### What the task asks:
Please work out the number of lines in the following material that include "Karta", and reply with only that number.

- - -

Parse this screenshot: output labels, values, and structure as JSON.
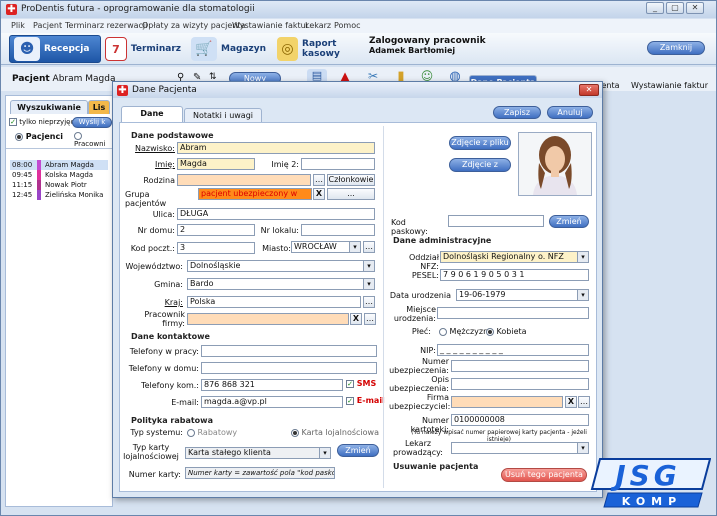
{
  "app": {
    "title": "ProDentis futura - oprogramowanie dla stomatologii"
  },
  "window_buttons": [
    "_",
    "▢",
    "✕"
  ],
  "menu": [
    "Plik",
    "Pacjent",
    "Terminarz rezerwacji",
    "Opłaty za wizyty pacjenta",
    "Wystawianie faktur",
    "Lekarz",
    "Pomoc"
  ],
  "toolbar": {
    "recepcja": "Recepcja",
    "terminarz": "Terminarz",
    "magazyn": "Magazyn",
    "raport": "Raport kasowy",
    "logged_label": "Zalogowany pracownik",
    "logged_user": "Adamek Bartłomiej",
    "close": "Zamknij"
  },
  "patientbar": {
    "label": "Pacjent",
    "name": "Abram Magda",
    "new_patient": "Nowy pacjent",
    "tabs": [
      "Dane Pacjenta",
      "Karta pacjenta",
      "Wystawianie faktur"
    ]
  },
  "left": {
    "tabs": [
      "Wyszukiwanie",
      "Lis"
    ],
    "only_unpaid": "tylko nieprzyjęci",
    "search_btn": "Wyślij k",
    "radio_patients": "Pacjenci",
    "radio_workers": "Pracowni",
    "appointments": [
      {
        "time": "08:00",
        "name": "Abram Magda",
        "color": "#c24ad0"
      },
      {
        "time": "09:45",
        "name": "Kolska Magda",
        "color": "#e0309c"
      },
      {
        "time": "11:15",
        "name": "Nowak Piotr",
        "color": "#b0308e"
      },
      {
        "time": "12:45",
        "name": "Zielińska Monika",
        "color": "#9a44c8"
      }
    ]
  },
  "dialog": {
    "title": "Dane Pacjenta",
    "tabs": [
      "Dane pacjenta",
      "Notatki i uwagi lekarza"
    ],
    "save": "Zapisz",
    "cancel": "Anuluj",
    "sec_basic": "Dane podstawowe",
    "nazwisko_l": "Nazwisko:",
    "nazwisko": "Abram",
    "imie_l": "Imię:",
    "imie": "Magda",
    "imie2_l": "Imię 2:",
    "imie2": "",
    "rodzina_l": "Rodzina",
    "czlonkowie": "Członkowie",
    "grupa_l": "Grupa pacjentów",
    "grupa": "pacjent ubezpieczony w",
    "ulica_l": "Ulica:",
    "ulica": "DŁUGA",
    "nrdomu_l": "Nr domu:",
    "nrdomu": "2",
    "nrlokalu_l": "Nr lokalu:",
    "nrlokalu": "",
    "kod_l": "Kod poczt.:",
    "kod": "3",
    "miasto_l": "Miasto:",
    "miasto": "WROCŁAW",
    "woj_l": "Województwo:",
    "woj": "Dolnośląskie",
    "gmina_l": "Gmina:",
    "gmina": "Bardo",
    "kraj_l": "Kraj:",
    "kraj": "Polska",
    "pracownik_l": "Pracownik firmy:",
    "sec_contact": "Dane kontaktowe",
    "tel_praca_l": "Telefony w pracy:",
    "tel_dom_l": "Telefony w domu:",
    "tel_kom_l": "Telefony kom.:",
    "tel_kom": "876 868 321",
    "sms": "SMS",
    "email_l": "E-mail:",
    "email": "magda.a@vp.pl",
    "email_chk": "E-mail",
    "sec_rabat": "Polityka rabatowa",
    "typ_sys_l": "Typ systemu:",
    "rabatowy": "Rabatowy",
    "karta_loj": "Karta lojalnościowa",
    "typ_karty_l": "Typ karty lojalnościowej",
    "typ_karty": "Karta stałego klienta",
    "zmien": "Zmień",
    "numer_karty_l": "Numer karty:",
    "numer_karty": "Numer karty = zawartość pola \"kod paskowy\"",
    "photo_file": "Zdjęcie z pliku",
    "photo_camera": "Zdjęcie z kamery",
    "kod_pask_l": "Kod paskowy:",
    "kod_pask_btn": "Zmień",
    "sec_admin": "Dane administracyjne",
    "nfz_l": "Oddział NFZ:",
    "nfz": "Dolnośląski Regionalny o. NFZ",
    "pesel_l": "PESEL:",
    "pesel": "7 9 0 6 1 9 0 5 0 3 1",
    "data_ur_l": "Data urodzenia",
    "data_ur": "19-06-1979",
    "miejsce_l": "Miejsce urodzenia:",
    "plec_l": "Płeć:",
    "mezczyzna": "Mężczyzna",
    "kobieta": "Kobieta",
    "nip_l": "NIP:",
    "nip": "_ _ _ _ _ _ _ _ _ _",
    "nr_ubezp_l": "Numer ubezpieczenia:",
    "opis_ubezp_l": "Opis ubezpieczenia:",
    "firma_ubezp_l": "Firma ubezpieczyciel:",
    "nr_kart_l": "Numer kartoteki:",
    "nr_kart": "0100000008",
    "nr_kart_hint": "(Tu należy wpisać numer papierowej karty pacjenta - jeżeli istnieje)",
    "lekarz_l": "Lekarz prowadzący:",
    "sec_usuwanie": "Usuwanie pacjenta",
    "usun": "Usuń tego pacjenta"
  },
  "logo": {
    "top": "JSG",
    "bottom": "KOMP"
  },
  "colors": {
    "accent": "#3f6fc1",
    "required_bg": "#fdf2c8",
    "orange_bg": "#ffdcb8",
    "red": "#d40000"
  }
}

- - -

### Output of the task:
3